Tareas y ejercicios
a: Resume en dos oraciones el texto sobre Caravaggio.
b: Modifica en el texto sobre Caravaggio el tramo que va desde "Sin embargo, necesitó" hasta "el Caravaggio triunfa.", poniendo "compasión" en lugar de "misericordia".
c: Retoma el texto sobre Caravaggio y sigue escribiéndolo a partir de su última frase.

En sus lienzos hace irrumpir los cuerpos de los rufianes y de las mujeres de mala vida. De pronto, los convierte en santos, en vírgenes, junto con el Cristo, o los apóstoles. Abre una brecha luminosa que nos saquea por dentro, nos deja aturdidos. De pronto, la verdad y lo sagrado se encarnan, se ponen carne encima. Lo visible queda machacado de un hachazo, el reino se abre paso. Cuando las obras estuvieron finalizadas, los romanos se precipitaron, hicieron colas para verlas en la capilla de San Luis de los Franceses. Las grandes obras de arte no solo se ven con los ojos, sino también con el espíritu. Caravaggio era un pintor rápido, ni siquiera hacía dibujos antes de lanzarse sobre el lienzo.
Sin embargo, necesitó más de un año para acabar esas obras, para dar con esa luz, con esos negros, para darle profundidad a las sombras, para dar a ver ese cara a cara con el crimen o con el Cristo. El rostro que se contorsiona, el cuerpo desnudo que brilla, que deja ver su cera, todo aquí apabullaba. Porque lo que está haciendo el artista es sin precedentes. Está matando la muerte, metiéndose de lleno en la eternidad. Lo que retrata es algo imposible, un acto oscuro, un crimen. A esta invasión del mal le opone la misericordia. De un lado, el asesino de Mateo, del otro, en frente, el Cristo, que lo salva todo. Estamos ahora en 1601, por todas partes el Caravaggio triunfa.
Los contratos se multiplican como panes. Los cardenales le hacen encargos, y él se encierra entonces en un taller oscuro, casi una cueva, un sótano, ahí trabaja como alquimista la luz negra. Ahí se pone a mirar la muerte a los ojos y de ese cara a cara nacen esos lienzos que ahora nos deslumbran. El Caravaggio es entonces un rey que se sacude los piojos en las tabernas y arroja la corona en las callejuelas de mala muerte, lo dilapida todo, porque lo único que le importa está en ese sótano, en esa pelea en la que no busca ni ganar ni salir ileso. Simplemente, lanza la mano, y, sin borrón, le espeta los colores, los claros, los oscuros, a la grandullona que hace jugar la guadaña con su muñeca.

Datos de segmentación de página
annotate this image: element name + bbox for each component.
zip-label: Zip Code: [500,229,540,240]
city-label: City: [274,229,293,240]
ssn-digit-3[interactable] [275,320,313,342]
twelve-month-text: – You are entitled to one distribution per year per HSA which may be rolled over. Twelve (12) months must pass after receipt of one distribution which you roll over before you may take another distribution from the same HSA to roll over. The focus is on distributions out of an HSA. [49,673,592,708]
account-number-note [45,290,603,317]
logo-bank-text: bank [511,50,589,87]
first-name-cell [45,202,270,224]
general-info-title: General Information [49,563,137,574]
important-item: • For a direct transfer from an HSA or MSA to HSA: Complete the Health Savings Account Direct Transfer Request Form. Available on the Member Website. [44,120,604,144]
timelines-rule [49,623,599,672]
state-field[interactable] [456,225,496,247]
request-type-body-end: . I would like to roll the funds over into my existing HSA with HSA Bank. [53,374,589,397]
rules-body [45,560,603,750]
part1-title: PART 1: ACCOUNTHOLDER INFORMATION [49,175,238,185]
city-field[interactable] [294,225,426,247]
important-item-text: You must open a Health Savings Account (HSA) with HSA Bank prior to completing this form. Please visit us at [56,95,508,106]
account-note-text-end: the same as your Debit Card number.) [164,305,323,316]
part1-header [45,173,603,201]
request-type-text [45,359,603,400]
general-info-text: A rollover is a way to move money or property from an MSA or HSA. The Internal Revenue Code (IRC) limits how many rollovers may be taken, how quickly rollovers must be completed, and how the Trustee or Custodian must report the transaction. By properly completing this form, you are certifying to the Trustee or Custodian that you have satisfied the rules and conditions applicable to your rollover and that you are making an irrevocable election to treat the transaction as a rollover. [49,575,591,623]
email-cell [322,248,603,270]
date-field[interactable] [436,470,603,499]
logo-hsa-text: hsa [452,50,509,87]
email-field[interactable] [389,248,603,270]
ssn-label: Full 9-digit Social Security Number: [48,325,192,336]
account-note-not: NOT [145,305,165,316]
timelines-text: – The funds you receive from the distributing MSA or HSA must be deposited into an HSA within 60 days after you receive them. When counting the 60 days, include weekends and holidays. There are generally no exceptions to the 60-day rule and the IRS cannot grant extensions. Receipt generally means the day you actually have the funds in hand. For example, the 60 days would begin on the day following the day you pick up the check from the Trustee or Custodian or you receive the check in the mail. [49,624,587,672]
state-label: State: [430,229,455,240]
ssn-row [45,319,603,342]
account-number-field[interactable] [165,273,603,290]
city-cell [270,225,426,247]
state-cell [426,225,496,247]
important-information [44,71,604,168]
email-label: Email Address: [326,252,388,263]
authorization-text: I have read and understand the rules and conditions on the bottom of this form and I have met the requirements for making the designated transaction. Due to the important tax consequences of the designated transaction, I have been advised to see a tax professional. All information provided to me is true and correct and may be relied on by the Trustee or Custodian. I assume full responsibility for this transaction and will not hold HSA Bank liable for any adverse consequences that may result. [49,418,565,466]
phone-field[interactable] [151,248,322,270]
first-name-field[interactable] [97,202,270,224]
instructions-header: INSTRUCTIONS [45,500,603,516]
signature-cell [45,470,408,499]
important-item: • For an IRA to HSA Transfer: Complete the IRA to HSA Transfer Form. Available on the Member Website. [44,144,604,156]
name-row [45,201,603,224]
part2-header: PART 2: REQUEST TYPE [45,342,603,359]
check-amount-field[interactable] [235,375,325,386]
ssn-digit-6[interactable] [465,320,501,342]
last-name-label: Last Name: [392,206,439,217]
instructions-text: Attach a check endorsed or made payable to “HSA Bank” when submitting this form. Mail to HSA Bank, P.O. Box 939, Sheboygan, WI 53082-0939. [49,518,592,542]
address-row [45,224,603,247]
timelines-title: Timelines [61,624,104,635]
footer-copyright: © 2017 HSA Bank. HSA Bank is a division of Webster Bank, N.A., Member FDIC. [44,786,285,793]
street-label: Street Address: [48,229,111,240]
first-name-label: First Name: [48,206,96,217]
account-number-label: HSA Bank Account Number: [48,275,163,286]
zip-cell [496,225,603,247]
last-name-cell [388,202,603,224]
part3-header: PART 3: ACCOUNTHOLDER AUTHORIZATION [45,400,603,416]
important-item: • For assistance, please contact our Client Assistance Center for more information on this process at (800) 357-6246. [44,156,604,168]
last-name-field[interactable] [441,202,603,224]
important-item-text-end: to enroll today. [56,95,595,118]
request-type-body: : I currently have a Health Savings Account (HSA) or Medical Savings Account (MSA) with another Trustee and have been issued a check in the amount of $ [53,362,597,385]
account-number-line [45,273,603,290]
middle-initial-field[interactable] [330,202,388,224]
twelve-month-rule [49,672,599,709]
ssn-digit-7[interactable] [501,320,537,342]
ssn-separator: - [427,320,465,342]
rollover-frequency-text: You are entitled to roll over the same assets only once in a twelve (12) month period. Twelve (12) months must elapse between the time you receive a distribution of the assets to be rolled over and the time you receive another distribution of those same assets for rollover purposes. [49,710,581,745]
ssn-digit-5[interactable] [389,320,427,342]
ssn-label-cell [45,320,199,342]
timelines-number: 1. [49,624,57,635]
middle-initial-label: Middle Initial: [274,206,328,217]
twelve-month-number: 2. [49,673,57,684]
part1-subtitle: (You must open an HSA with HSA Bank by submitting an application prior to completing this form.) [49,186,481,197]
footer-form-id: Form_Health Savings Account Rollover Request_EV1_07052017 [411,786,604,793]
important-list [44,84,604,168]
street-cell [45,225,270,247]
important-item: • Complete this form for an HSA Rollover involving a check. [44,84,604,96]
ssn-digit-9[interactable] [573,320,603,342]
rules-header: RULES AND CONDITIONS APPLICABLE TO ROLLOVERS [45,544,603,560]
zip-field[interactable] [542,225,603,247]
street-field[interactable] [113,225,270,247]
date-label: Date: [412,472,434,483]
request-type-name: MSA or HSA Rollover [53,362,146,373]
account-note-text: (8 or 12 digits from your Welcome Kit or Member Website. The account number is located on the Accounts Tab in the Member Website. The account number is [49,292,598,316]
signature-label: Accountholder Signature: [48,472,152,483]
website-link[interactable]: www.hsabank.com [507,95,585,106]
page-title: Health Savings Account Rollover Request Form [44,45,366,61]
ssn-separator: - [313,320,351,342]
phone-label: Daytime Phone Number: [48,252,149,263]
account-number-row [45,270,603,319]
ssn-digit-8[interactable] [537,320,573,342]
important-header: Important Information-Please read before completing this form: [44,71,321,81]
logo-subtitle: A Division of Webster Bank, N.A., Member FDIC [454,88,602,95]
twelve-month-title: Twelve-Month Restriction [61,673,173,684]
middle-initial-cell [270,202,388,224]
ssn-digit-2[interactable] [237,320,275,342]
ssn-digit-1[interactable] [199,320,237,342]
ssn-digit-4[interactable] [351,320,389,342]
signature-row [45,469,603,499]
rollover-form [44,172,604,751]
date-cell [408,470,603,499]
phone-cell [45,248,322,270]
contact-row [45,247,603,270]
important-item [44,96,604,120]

Respuestas por tarea
a: Caravaggio pintó a rufianes y mujeres de mala vida como santos y vírgenes, y cuando terminó esas obras, los romanos hicieron colas para verlas en la capilla de San Luis de los Franceses. Aunque era un pintor rápido, tardó más de un año en acabarlas, y en 1601 triunfaba por todas partes, con encargos de cardenales que pintaba encerrado en un taller oscuro.

b:
Sin embargo, necesitó más de un año para acabar esas obras, para dar con esa luz, con esos negros, para darle profundidad a las sombras, para dar a ver ese cara a cara con el crimen o con el Cristo. El rostro que se contorsiona, el cuerpo desnudo que brilla, que deja ver su cera, todo aquí apabullaba. Porque lo que está haciendo el artista es sin precedentes. Está matando la muerte, metiéndose de lleno en la eternidad. Lo que retrata es algo imposible, un acto oscuro, un crimen. A esta invasión del mal le opone la compasión. De un lado, el asesino de Mateo, del otro, en frente, el Cristo, que lo salva todo. Estamos ahora en 1601, por todas partes el Caravaggio triunfa.

c:
La mayoría de los humanos nos pasamos el tiempo huyendo de esa confrontación. Él ni lo duda, enfunda, desenfunda, espeta el pincel, saca la cuchilla. En los cuadros lo real se hace carne. Los cuerpos pesan, las manos hablan. Incluso cuando se han cortado las cabezas, cuando los ojos han dejado de ver, de mirar, quedan los pies, las manos, quedan los cuerpos, que caen. Aquí no hay ángeles que vuelan, vírgenes que levitan, y aureolas por todas partes. La realidad es sucia, de ahí que los pies estén sin lavar, de ahí que las manos se tuerzan, que los dedos sean como tornillos, clavos, que saben que la cruz llegará, que algo terrible vendrá. Las manos agarran volúmenes de aire, los torsos pesan. Lo sabemos, no saldremos ilesos de esta vida.
La ironía del destino será aterradora con el Caravaggio. De la fama pasa a la nada. Durante varios siglos no se habla de él. Borrado. Olvidado. Hasta que, a mediados del siglo pasado, un crítico de arte, Roberto Longhi, organiza en 1951 una exposición en Milán y lo desentierra. Así pues, la muerte no es eterna. El Caravaggio vuelve a nacer, pero esta vez para siempre. Nos hemos olvidado de todos los pintores con los cuales se peleó, espada en mano. Ahora sus obras están en todas partes, en Roma, en Florencia, en Malta, uno de sus Cristos en el Vaticano, otro en Potsdam, otro en Londres, otro en Dublín, y, por supuesto, alguna obra suya también en Madrid.
Viajamos veranos enteros, ahí vamos en rebaños, en riachuelos, regando las calles, tostándonos en las playas. Quizás debamos hacer el camino al revés. Viajar hacia dentro. Meternos delante de un caravaggio y mirar cómo la vida y la muerte, cómo el claro y el oscuro, le arrebatan la eternidad a la muerte.